Given exercise | Give every line below again, exactly.

==*==

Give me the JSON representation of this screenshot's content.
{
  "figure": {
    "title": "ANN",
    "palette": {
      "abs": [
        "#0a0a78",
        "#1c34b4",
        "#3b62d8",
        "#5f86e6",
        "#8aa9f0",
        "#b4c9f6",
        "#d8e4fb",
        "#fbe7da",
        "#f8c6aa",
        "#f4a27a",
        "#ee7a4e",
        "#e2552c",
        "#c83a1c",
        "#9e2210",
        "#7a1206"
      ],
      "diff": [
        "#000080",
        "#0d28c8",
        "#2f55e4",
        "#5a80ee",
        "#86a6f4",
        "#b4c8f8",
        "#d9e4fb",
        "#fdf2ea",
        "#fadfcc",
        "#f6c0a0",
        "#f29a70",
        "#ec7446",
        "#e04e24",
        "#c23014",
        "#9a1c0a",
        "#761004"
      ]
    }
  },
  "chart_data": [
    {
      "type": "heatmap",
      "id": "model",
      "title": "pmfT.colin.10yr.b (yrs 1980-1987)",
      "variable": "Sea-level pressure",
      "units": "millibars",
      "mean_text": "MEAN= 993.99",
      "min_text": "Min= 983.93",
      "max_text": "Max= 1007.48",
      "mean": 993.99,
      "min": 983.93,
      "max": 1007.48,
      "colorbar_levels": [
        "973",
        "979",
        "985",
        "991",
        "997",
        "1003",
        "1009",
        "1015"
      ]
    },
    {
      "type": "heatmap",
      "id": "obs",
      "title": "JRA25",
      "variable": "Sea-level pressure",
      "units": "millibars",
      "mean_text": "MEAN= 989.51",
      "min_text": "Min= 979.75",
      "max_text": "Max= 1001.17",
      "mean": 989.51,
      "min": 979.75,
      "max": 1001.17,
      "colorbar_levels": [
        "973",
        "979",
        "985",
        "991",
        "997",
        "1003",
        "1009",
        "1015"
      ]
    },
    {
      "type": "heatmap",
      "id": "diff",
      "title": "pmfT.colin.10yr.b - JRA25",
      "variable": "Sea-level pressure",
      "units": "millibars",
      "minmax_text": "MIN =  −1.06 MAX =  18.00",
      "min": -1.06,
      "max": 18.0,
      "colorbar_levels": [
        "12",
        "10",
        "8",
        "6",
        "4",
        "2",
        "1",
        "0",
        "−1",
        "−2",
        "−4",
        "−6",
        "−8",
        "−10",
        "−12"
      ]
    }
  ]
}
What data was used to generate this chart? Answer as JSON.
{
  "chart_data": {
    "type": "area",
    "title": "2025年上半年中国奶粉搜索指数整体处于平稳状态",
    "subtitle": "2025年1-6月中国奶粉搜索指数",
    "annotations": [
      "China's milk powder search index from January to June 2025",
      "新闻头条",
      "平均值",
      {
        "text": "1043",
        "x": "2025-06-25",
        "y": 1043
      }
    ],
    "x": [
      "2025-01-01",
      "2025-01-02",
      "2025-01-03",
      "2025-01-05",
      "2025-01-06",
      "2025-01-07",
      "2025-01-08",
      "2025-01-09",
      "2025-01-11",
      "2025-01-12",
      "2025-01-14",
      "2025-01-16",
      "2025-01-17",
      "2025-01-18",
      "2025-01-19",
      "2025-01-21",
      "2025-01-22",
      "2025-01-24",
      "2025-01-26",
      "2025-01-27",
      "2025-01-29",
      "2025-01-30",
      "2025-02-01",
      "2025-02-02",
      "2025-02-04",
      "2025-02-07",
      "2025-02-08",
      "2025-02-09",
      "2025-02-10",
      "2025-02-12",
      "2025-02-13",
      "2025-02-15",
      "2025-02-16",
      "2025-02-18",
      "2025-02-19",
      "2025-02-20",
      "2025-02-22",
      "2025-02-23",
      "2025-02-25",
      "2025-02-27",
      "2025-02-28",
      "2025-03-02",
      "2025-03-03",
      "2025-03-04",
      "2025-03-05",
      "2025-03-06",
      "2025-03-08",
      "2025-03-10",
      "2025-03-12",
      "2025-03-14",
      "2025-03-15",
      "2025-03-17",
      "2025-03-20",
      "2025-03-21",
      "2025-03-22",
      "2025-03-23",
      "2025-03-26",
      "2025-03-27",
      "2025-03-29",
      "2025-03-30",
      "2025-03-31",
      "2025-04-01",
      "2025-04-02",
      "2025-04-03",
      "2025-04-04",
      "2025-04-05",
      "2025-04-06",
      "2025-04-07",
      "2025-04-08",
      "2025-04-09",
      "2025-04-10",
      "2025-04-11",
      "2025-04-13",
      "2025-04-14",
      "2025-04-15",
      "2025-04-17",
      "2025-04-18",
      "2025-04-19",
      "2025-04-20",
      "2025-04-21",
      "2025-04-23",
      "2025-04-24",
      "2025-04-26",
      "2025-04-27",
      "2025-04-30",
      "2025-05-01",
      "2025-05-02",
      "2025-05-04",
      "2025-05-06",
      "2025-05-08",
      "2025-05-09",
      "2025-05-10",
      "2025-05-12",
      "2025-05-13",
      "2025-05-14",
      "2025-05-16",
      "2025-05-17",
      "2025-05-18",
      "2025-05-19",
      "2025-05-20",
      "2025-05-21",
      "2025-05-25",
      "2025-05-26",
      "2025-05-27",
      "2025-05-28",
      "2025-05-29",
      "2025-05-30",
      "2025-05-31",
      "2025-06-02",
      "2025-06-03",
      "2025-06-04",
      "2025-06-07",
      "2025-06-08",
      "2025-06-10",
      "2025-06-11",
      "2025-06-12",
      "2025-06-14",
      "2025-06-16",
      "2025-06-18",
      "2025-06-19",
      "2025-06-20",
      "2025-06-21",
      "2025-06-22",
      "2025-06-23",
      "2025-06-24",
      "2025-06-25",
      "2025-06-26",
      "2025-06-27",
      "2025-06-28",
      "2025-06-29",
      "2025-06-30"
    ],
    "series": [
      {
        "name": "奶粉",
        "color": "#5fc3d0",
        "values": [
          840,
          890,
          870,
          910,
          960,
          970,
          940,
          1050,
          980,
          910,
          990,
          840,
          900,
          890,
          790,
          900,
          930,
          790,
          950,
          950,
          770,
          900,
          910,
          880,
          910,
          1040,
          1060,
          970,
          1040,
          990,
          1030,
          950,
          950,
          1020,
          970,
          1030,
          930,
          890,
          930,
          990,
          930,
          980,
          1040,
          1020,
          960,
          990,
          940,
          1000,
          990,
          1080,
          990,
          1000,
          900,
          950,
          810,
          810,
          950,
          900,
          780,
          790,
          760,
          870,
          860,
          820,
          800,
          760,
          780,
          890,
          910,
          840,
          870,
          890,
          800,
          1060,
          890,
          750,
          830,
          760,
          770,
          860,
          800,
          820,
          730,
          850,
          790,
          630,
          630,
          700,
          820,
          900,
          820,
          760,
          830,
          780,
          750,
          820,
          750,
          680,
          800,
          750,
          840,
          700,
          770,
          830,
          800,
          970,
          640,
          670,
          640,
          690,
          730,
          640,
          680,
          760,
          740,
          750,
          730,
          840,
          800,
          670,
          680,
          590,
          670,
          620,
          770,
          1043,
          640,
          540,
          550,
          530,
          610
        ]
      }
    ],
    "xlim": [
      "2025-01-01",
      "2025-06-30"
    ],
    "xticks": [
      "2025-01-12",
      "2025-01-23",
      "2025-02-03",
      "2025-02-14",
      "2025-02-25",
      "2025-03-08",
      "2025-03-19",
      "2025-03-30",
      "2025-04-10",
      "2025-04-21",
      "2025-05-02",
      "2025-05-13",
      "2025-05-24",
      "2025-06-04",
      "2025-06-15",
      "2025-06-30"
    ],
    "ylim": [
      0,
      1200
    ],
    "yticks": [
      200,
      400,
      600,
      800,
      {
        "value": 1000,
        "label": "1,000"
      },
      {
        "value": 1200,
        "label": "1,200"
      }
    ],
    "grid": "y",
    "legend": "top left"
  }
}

==*==

Expected output |
Give me the JSON representation of this screenshot's content.
{
  "figure": {
    "title": "ANN",
    "palette": {
      "abs": [
        "#0a0a78",
        "#1c34b4",
        "#3b62d8",
        "#5f86e6",
        "#8aa9f0",
        "#b4c9f6",
        "#d8e4fb",
        "#fbe7da",
        "#f8c6aa",
        "#f4a27a",
        "#ee7a4e",
        "#e2552c",
        "#c83a1c",
        "#9e2210",
        "#7a1206"
      ],
      "diff": [
        "#000080",
        "#0d28c8",
        "#2f55e4",
        "#5a80ee",
        "#86a6f4",
        "#b4c8f8",
        "#d9e4fb",
        "#fdf2ea",
        "#fadfcc",
        "#f6c0a0",
        "#f29a70",
        "#ec7446",
        "#e04e24",
        "#c23014",
        "#9a1c0a",
        "#761004"
      ]
    }
  },
  "chart_data": [
    {
      "type": "heatmap",
      "id": "model",
      "title": "pmfT.colin.10yr.b (yrs 1980-1987)",
      "variable": "Sea-level pressure",
      "units": "millibars",
      "mean_text": "MEAN= 993.99",
      "min_text": "Min= 983.93",
      "max_text": "Max= 1007.48",
      "mean": 993.99,
      "min": 983.93,
      "max": 1007.48,
      "colorbar_levels": [
        "973",
        "979",
        "985",
        "991",
        "997",
        "1003",
        "1009",
        "1015"
      ]
    },
    {
      "type": "heatmap",
      "id": "obs",
      "title": "JRA25",
      "variable": "Sea-level pressure",
      "units": "millibars",
      "mean_text": "MEAN= 989.51",
      "min_text": "Min= 979.75",
      "max_text": "Max= 1001.17",
      "mean": 989.51,
      "min": 979.75,
      "max": 1001.17,
      "colorbar_levels": [
        "973",
        "979",
        "985",
        "991",
        "997",
        "1003",
        "1009",
        "1015"
      ]
    },
    {
      "type": "heatmap",
      "id": "diff",
      "title": "pmfT.colin.10yr.b - JRA25",
      "variable": "Sea-level pressure",
      "units": "millibars",
      "minmax_text": "MIN =  −1.06 MAX =  18.00",
      "min": -1.06,
      "max": 18.0,
      "colorbar_levels": [
        "12",
        "10",
        "8",
        "6",
        "4",
        "2",
        "1",
        "0",
        "−1",
        "−2",
        "−4",
        "−6",
        "−8",
        "−10",
        "−12"
      ]
    }
  ]
}
What data was used to generate this chart? Answer as JSON.
{
  "chart_data": {
    "type": "area",
    "title": "2025年上半年中国奶粉搜索指数整体处于平稳状态",
    "subtitle": "2025年1-6月中国奶粉搜索指数",
    "annotations": [
      "China's milk powder search index from January to June 2025",
      "新闻头条",
      "平均值",
      {
        "text": "1043",
        "x": "2025-06-25",
        "y": 1043
      }
    ],
    "x": [
      "2025-01-01",
      "2025-01-02",
      "2025-01-03",
      "2025-01-05",
      "2025-01-06",
      "2025-01-07",
      "2025-01-08",
      "2025-01-09",
      "2025-01-11",
      "2025-01-12",
      "2025-01-14",
      "2025-01-16",
      "2025-01-17",
      "2025-01-18",
      "2025-01-19",
      "2025-01-21",
      "2025-01-22",
      "2025-01-24",
      "2025-01-26",
      "2025-01-27",
      "2025-01-29",
      "2025-01-30",
      "2025-02-01",
      "2025-02-02",
      "2025-02-04",
      "2025-02-07",
      "2025-02-08",
      "2025-02-09",
      "2025-02-10",
      "2025-02-12",
      "2025-02-13",
      "2025-02-15",
      "2025-02-16",
      "2025-02-18",
      "2025-02-19",
      "2025-02-20",
      "2025-02-22",
      "2025-02-23",
      "2025-02-25",
      "2025-02-27",
      "2025-02-28",
      "2025-03-02",
      "2025-03-03",
      "2025-03-04",
      "2025-03-05",
      "2025-03-06",
      "2025-03-08",
      "2025-03-10",
      "2025-03-12",
      "2025-03-14",
      "2025-03-15",
      "2025-03-17",
      "2025-03-20",
      "2025-03-21",
      "2025-03-22",
      "2025-03-23",
      "2025-03-26",
      "2025-03-27",
      "2025-03-29",
      "2025-03-30",
      "2025-03-31",
      "2025-04-01",
      "2025-04-02",
      "2025-04-03",
      "2025-04-04",
      "2025-04-05",
      "2025-04-06",
      "2025-04-07",
      "2025-04-08",
      "2025-04-09",
      "2025-04-10",
      "2025-04-11",
      "2025-04-13",
      "2025-04-14",
      "2025-04-15",
      "2025-04-17",
      "2025-04-18",
      "2025-04-19",
      "2025-04-20",
      "2025-04-21",
      "2025-04-23",
      "2025-04-24",
      "2025-04-26",
      "2025-04-27",
      "2025-04-30",
      "2025-05-01",
      "2025-05-02",
      "2025-05-04",
      "2025-05-06",
      "2025-05-08",
      "2025-05-09",
      "2025-05-10",
      "2025-05-12",
      "2025-05-13",
      "2025-05-14",
      "2025-05-16",
      "2025-05-17",
      "2025-05-18",
      "2025-05-19",
      "2025-05-20",
      "2025-05-21",
      "2025-05-25",
      "2025-05-26",
      "2025-05-27",
      "2025-05-28",
      "2025-05-29",
      "2025-05-30",
      "2025-05-31",
      "2025-06-02",
      "2025-06-03",
      "2025-06-04",
      "2025-06-07",
      "2025-06-08",
      "2025-06-10",
      "2025-06-11",
      "2025-06-12",
      "2025-06-14",
      "2025-06-16",
      "2025-06-18",
      "2025-06-19",
      "2025-06-20",
      "2025-06-21",
      "2025-06-22",
      "2025-06-23",
      "2025-06-24",
      "2025-06-25",
      "2025-06-26",
      "2025-06-27",
      "2025-06-28",
      "2025-06-29",
      "2025-06-30"
    ],
    "series": [
      {
        "name": "奶粉",
        "color": "#5fc3d0",
        "values": [
          840,
          890,
          870,
          910,
          960,
          970,
          940,
          1050,
          980,
          910,
          990,
          840,
          900,
          890,
          790,
          900,
          930,
          790,
          950,
          950,
          770,
          900,
          910,
          880,
          910,
          1040,
          1060,
          970,
          1040,
          990,
          1030,
          950,
          950,
          1020,
          970,
          1030,
          930,
          890,
          930,
          990,
          930,
          980,
          1040,
          1020,
          960,
          990,
          940,
          1000,
          990,
          1080,
          990,
          1000,
          900,
          950,
          810,
          810,
          950,
          900,
          780,
          790,
          760,
          870,
          860,
          820,
          800,
          760,
          780,
          890,
          910,
          840,
          870,
          890,
          800,
          1060,
          890,
          750,
          830,
          760,
          770,
          860,
          800,
          820,
          730,
          850,
          790,
          630,
          630,
          700,
          820,
          900,
          820,
          760,
          830,
          780,
          750,
          820,
          750,
          680,
          800,
          750,
          840,
          700,
          770,
          830,
          800,
          970,
          640,
          670,
          640,
          690,
          730,
          640,
          680,
          760,
          740,
          750,
          730,
          840,
          800,
          670,
          680,
          590,
          670,
          620,
          770,
          1043,
          640,
          540,
          550,
          530,
          610
        ]
      }
    ],
    "xlim": [
      "2025-01-01",
      "2025-06-30"
    ],
    "xticks": [
      "2025-01-12",
      "2025-01-23",
      "2025-02-03",
      "2025-02-14",
      "2025-02-25",
      "2025-03-08",
      "2025-03-19",
      "2025-03-30",
      "2025-04-10",
      "2025-04-21",
      "2025-05-02",
      "2025-05-13",
      "2025-05-24",
      "2025-06-04",
      "2025-06-15",
      "2025-06-30"
    ],
    "ylim": [
      0,
      1200
    ],
    "yticks": [
      200,
      400,
      600,
      800,
      {
        "value": 1000,
        "label": "1,000"
      },
      {
        "value": 1200,
        "label": "1,200"
      }
    ],
    "grid": "y",
    "legend": "top left"
  }
}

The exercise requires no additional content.